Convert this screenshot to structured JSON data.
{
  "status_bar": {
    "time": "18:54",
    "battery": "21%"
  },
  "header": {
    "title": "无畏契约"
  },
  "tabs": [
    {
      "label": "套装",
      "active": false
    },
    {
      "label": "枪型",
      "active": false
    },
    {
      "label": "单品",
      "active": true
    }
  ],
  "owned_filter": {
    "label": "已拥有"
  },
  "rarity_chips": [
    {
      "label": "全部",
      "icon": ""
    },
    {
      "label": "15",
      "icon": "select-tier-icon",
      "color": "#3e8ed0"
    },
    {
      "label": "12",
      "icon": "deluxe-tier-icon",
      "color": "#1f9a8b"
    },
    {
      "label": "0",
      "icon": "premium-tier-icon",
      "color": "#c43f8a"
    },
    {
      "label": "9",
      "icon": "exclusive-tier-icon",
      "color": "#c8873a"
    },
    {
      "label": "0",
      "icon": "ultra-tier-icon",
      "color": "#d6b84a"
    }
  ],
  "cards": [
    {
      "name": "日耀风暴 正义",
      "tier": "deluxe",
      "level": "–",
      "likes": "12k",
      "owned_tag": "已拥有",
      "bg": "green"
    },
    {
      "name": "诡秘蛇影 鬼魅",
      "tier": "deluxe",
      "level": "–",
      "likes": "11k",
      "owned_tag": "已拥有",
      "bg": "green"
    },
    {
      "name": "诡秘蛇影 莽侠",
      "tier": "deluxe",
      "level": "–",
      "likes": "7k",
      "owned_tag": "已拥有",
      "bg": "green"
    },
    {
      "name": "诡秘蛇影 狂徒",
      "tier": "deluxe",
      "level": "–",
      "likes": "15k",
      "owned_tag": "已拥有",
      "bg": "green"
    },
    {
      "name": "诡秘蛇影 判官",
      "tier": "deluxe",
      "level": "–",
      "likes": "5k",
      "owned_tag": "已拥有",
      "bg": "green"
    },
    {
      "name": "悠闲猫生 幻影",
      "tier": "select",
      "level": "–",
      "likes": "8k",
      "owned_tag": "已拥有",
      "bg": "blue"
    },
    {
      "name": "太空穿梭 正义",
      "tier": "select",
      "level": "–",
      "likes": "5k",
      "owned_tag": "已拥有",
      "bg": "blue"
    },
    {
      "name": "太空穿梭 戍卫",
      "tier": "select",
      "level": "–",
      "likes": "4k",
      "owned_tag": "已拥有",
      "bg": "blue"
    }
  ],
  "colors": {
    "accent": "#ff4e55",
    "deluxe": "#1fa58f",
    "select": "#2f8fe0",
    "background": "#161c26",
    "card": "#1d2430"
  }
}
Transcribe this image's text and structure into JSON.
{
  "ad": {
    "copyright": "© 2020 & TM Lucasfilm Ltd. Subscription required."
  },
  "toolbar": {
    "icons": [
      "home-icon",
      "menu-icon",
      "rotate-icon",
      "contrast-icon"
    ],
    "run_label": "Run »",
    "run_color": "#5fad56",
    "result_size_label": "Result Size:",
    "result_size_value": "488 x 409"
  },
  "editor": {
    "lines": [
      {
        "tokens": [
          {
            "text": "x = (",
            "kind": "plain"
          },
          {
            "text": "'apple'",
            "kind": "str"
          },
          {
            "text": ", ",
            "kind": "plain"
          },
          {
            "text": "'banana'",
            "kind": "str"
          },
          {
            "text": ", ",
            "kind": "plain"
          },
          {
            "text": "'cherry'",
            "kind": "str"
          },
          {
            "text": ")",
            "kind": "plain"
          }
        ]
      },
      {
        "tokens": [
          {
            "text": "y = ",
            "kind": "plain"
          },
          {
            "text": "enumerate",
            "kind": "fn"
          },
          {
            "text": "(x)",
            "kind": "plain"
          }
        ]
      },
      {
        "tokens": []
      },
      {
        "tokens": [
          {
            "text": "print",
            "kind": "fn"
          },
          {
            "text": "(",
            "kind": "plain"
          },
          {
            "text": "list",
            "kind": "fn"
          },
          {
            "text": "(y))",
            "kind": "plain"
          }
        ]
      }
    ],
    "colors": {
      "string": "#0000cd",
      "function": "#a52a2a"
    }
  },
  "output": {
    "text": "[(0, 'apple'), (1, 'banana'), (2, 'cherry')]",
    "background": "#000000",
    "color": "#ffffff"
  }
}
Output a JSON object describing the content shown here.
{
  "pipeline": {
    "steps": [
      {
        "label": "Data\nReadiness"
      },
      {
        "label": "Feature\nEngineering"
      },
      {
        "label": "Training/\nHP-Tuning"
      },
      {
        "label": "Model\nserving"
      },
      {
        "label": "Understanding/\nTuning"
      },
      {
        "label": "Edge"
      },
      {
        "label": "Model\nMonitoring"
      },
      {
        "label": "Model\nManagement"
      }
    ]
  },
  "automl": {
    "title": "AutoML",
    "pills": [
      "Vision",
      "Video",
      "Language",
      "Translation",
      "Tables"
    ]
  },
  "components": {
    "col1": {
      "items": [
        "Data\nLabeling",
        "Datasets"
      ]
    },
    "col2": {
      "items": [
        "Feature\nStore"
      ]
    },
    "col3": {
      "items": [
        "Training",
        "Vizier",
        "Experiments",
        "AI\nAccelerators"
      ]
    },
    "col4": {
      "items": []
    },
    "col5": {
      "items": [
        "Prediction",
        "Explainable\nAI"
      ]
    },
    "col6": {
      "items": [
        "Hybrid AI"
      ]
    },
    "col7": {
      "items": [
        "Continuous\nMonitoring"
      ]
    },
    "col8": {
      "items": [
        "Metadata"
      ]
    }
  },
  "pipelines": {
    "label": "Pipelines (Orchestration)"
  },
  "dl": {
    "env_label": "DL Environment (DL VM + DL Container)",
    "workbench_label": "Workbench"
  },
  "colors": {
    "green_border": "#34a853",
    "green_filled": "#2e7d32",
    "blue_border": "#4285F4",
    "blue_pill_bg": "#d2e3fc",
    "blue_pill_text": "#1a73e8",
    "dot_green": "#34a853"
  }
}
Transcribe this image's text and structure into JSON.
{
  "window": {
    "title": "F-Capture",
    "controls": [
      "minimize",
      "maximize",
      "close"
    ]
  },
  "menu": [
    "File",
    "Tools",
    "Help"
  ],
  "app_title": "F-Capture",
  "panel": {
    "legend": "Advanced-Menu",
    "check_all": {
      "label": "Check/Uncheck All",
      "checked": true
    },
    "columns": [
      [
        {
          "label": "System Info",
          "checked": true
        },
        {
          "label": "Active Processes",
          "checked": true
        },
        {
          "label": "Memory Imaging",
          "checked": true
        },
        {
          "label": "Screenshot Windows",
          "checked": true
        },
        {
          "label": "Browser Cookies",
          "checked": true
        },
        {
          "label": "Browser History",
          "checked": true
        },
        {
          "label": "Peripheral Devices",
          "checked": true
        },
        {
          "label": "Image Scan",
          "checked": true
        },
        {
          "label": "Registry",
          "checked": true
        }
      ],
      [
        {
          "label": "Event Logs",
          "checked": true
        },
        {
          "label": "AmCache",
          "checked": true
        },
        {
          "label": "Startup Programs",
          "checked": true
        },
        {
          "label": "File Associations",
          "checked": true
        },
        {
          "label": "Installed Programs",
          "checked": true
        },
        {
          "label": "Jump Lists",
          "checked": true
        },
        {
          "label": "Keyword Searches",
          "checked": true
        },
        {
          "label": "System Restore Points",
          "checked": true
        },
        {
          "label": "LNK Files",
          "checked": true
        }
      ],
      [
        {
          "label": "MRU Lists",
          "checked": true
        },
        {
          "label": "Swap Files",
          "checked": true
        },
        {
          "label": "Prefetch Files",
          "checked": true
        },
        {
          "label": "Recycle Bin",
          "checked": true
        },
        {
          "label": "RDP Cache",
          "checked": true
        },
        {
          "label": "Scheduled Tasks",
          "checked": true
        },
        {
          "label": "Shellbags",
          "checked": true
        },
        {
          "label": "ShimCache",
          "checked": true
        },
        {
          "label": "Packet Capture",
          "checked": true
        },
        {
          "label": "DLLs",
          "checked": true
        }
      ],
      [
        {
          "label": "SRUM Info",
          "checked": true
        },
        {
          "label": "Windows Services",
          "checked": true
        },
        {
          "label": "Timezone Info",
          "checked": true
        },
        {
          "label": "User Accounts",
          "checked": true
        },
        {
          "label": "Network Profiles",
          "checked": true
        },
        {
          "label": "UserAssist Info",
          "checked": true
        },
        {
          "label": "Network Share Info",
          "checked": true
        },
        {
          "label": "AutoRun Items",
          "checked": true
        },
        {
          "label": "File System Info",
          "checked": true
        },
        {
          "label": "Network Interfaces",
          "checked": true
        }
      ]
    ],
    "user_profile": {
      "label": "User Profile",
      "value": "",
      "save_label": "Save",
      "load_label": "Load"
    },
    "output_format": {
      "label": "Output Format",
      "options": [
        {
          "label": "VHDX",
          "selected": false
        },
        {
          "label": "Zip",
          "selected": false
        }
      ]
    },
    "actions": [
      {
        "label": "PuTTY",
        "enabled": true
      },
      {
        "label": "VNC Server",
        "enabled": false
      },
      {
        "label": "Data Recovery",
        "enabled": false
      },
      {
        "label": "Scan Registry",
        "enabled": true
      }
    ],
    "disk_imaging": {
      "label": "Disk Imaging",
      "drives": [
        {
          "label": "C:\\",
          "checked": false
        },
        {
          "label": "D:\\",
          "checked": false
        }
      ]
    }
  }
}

━━━━

# [Work instructions]
Using the listing above, show each line holding the string "Info".

# [Task result]
          "label": "System Info",
          "label": "SRUM Info",
          "label": "Timezone Info",
          "label": "UserAssist Info",
          "label": "Network Share Info",
          "label": "File System Info",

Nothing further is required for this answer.